◆ Stated goal: Return all lines in the material below that contain "Exit".

◆ Dataset content:
--- Start ---
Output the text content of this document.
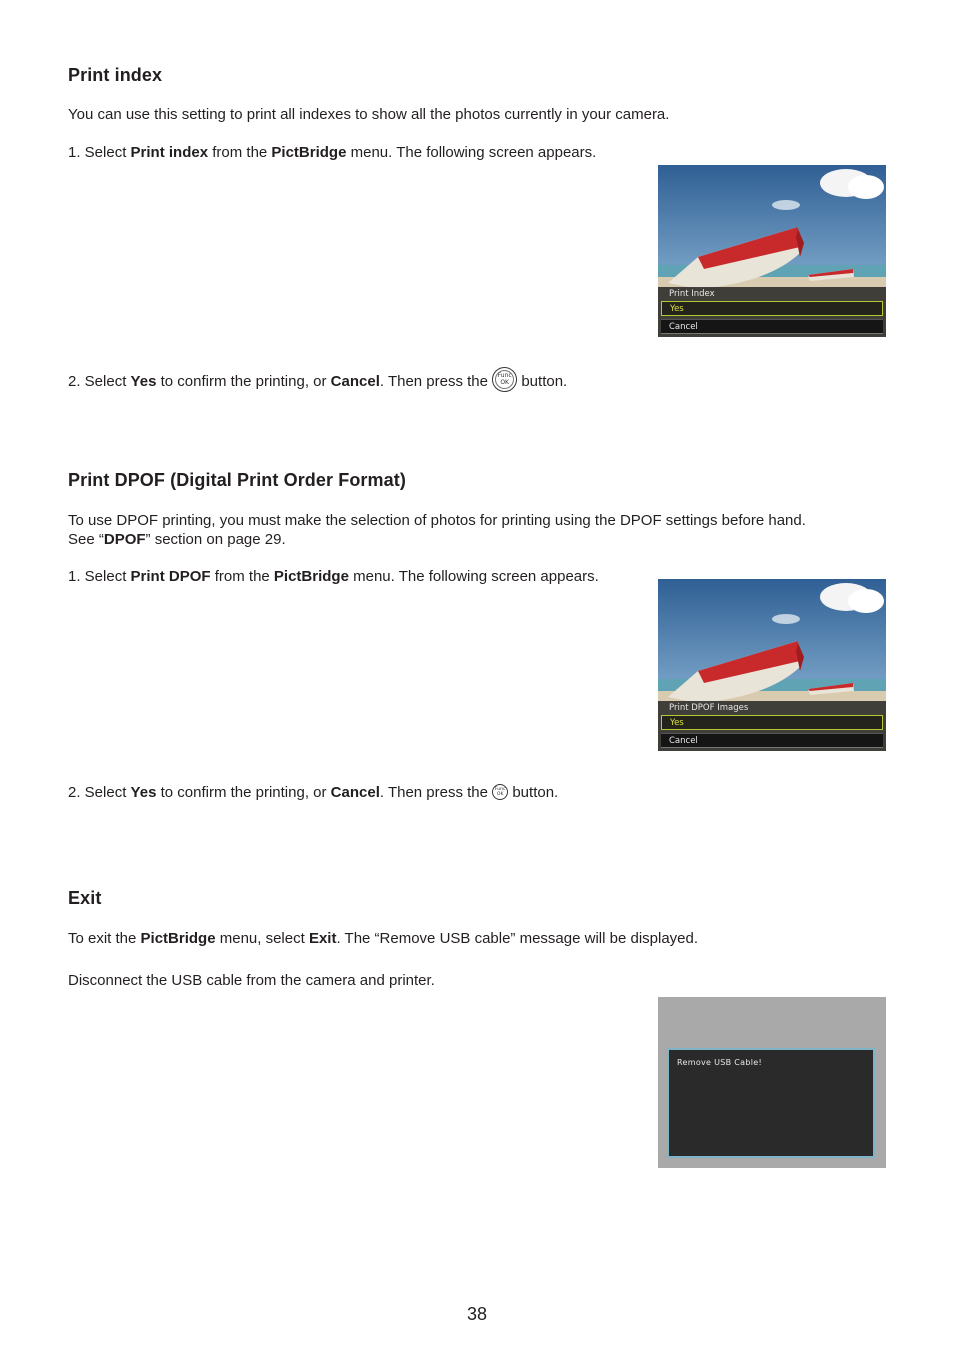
Print index

You can use this setting to print all indexes to show all the photos currently in your camera.

1. Select Print index from the PictBridge menu. The following screen appears.

Print Index
Yes
Cancel

2. Select Yes to confirm the printing, or Cancel. Then press the Func
OK button.

Print DPOF (Digital Print Order Format)

To use DPOF printing, you must make the selection of photos for printing using the DPOF settings before hand.

See “DPOF” section on page 29.

1. Select Print DPOF from the PictBridge menu. The following screen appears.

Print DPOF Images
Yes
Cancel

2. Select Yes to confirm the printing, or Cancel. Then press the Func
OK button.

Exit

To exit the PictBridge menu, select Exit. The “Remove USB cable” message will be displayed.

Disconnect the USB cable from the camera and printer.

Remove USB Cable!
38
--- End ---
◆ Solution for this task:
Exit
To exit the PictBridge menu, select Exit. The “Remove USB cable” message will be displayed.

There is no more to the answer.